The Atlanta Constitution, in making editorial comment on an item in theSouthern States, says:

“We contend that the South is the most promising section in the Union for enterprising farmers who will conduct their business in the right way. The Northern and Western farmers are beginning to see this. They are coming to the conclusion that it is short-sighted policy for them to purchase land at $100 or more per acre when they can buy plenty of good farming land in the South at from $5 to $25 per acre. A Northern farmer needs at least forty acres, and this will cost him in his own section $4000. This sum would buy him at $25 per acre a Southern farm of 160 acres, but he can easily find good land at much lower figures. Indeed, with $1500 or $2000 a farm of 150 or 200 acres can be purchased in a productive region. The Northern farmer who comes South and sticks to his diversified crop plan will keep out of debt and make money from the start. He will find, too, that he will enjoy here the same conveniences, facilities, institutions and society that he has always been accustomed to at home. He will suffer none of the drawbacks of moving to a new country among strangers. Our people are native Americans—98 per cent. of them—and the Americans from other sections who come here easily assimilate with them, and there is no sectional prejudice to make it unpleasant for strangers. When an immigrant makes it apparent that he is a good citizen his Southern neighbors readily extend the right hand of fellowship without asking him where he hails from.”

== Data for review ==
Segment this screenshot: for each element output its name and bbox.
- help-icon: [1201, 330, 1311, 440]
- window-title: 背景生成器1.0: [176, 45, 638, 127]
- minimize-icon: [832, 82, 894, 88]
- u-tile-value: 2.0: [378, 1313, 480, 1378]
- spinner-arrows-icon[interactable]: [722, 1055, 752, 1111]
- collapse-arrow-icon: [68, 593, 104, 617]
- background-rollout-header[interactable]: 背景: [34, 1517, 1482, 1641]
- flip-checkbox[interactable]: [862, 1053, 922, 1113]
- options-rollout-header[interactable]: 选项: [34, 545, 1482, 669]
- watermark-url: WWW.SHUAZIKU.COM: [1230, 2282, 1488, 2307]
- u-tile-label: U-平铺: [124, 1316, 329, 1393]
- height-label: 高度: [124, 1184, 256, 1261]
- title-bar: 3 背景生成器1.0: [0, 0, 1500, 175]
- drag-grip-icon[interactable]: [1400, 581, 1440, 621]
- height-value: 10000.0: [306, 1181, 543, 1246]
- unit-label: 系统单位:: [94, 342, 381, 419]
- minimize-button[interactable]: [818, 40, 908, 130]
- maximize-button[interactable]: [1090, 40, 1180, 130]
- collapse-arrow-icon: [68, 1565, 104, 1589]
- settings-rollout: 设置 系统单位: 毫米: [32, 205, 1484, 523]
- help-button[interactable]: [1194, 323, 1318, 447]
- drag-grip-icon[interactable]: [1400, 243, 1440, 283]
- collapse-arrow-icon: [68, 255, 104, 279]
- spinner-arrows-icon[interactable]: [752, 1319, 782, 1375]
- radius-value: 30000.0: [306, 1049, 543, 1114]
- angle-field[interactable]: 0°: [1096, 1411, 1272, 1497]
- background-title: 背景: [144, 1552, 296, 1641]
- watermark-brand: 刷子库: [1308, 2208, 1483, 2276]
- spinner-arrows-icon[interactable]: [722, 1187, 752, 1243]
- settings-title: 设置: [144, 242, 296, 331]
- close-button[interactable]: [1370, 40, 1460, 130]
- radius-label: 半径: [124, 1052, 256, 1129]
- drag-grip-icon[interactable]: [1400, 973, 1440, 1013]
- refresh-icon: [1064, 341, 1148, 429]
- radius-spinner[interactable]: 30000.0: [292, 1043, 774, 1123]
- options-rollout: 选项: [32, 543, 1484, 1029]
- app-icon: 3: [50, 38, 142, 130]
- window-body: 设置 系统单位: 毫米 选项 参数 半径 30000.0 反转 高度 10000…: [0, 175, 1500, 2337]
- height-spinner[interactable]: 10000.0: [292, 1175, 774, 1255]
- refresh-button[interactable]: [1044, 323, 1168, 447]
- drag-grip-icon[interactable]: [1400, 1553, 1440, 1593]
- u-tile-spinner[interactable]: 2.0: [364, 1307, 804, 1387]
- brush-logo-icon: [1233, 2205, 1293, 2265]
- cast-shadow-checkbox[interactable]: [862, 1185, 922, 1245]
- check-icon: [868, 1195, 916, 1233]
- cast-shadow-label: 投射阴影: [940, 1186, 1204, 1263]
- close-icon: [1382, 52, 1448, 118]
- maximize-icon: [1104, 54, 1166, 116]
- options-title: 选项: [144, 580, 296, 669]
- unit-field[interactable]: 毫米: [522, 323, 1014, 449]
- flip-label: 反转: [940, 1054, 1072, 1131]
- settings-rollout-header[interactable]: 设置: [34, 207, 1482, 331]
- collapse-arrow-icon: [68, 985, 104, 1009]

== Your assignment ==
List each distinct dollar amount that appears in the passage on Southern farmland, in the order each first occurs. The lines have no connection to the passage on Southern farmland.

== Response to this exercise ==
$100, $5, $25, $4000, $1500, $2000